> _GIVEN TASK_
Find each line holding "name" and copy it out.

> _RECORDED INFORMATION_
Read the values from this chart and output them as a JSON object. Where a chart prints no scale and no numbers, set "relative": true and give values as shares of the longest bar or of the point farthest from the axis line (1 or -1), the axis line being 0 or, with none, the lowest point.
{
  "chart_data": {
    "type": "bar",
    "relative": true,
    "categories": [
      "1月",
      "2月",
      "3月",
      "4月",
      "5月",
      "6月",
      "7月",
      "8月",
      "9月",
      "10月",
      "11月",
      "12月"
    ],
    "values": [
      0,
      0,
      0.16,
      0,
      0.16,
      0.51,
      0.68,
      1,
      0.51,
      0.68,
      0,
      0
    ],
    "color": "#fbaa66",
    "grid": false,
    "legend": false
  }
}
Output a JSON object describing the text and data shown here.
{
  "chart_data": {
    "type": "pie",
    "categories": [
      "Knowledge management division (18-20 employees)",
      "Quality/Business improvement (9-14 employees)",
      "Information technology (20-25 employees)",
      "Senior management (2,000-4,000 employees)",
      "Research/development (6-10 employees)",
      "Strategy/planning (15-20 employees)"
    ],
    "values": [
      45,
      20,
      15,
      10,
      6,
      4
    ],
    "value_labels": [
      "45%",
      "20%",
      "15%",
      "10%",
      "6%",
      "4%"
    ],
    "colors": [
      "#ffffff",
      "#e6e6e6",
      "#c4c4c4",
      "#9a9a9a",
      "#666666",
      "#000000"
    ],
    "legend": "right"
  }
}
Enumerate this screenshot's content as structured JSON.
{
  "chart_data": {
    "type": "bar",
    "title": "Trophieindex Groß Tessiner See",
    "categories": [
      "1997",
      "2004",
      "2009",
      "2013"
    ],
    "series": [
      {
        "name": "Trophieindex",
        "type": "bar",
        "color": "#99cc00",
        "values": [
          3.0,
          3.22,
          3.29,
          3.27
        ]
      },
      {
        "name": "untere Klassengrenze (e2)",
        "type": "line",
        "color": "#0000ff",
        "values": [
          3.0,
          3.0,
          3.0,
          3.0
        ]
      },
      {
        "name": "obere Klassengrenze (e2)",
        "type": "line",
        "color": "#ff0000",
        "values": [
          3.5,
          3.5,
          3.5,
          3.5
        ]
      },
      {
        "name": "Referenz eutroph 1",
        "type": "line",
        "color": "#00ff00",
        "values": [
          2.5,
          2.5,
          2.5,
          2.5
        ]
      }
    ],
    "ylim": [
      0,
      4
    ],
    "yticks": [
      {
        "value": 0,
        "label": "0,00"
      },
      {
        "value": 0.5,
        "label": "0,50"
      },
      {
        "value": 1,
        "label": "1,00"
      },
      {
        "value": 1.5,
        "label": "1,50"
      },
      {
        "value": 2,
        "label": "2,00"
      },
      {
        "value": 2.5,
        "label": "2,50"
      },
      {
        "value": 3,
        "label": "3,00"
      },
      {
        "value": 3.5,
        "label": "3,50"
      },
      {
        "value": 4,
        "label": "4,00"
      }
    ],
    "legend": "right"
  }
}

> _CORRECT RESPONSE_
        "name": "Trophieindex",
        "name": "untere Klassengrenze (e2)",
        "name": "obere Klassengrenze (e2)",
        "name": "Referenz eutroph 1",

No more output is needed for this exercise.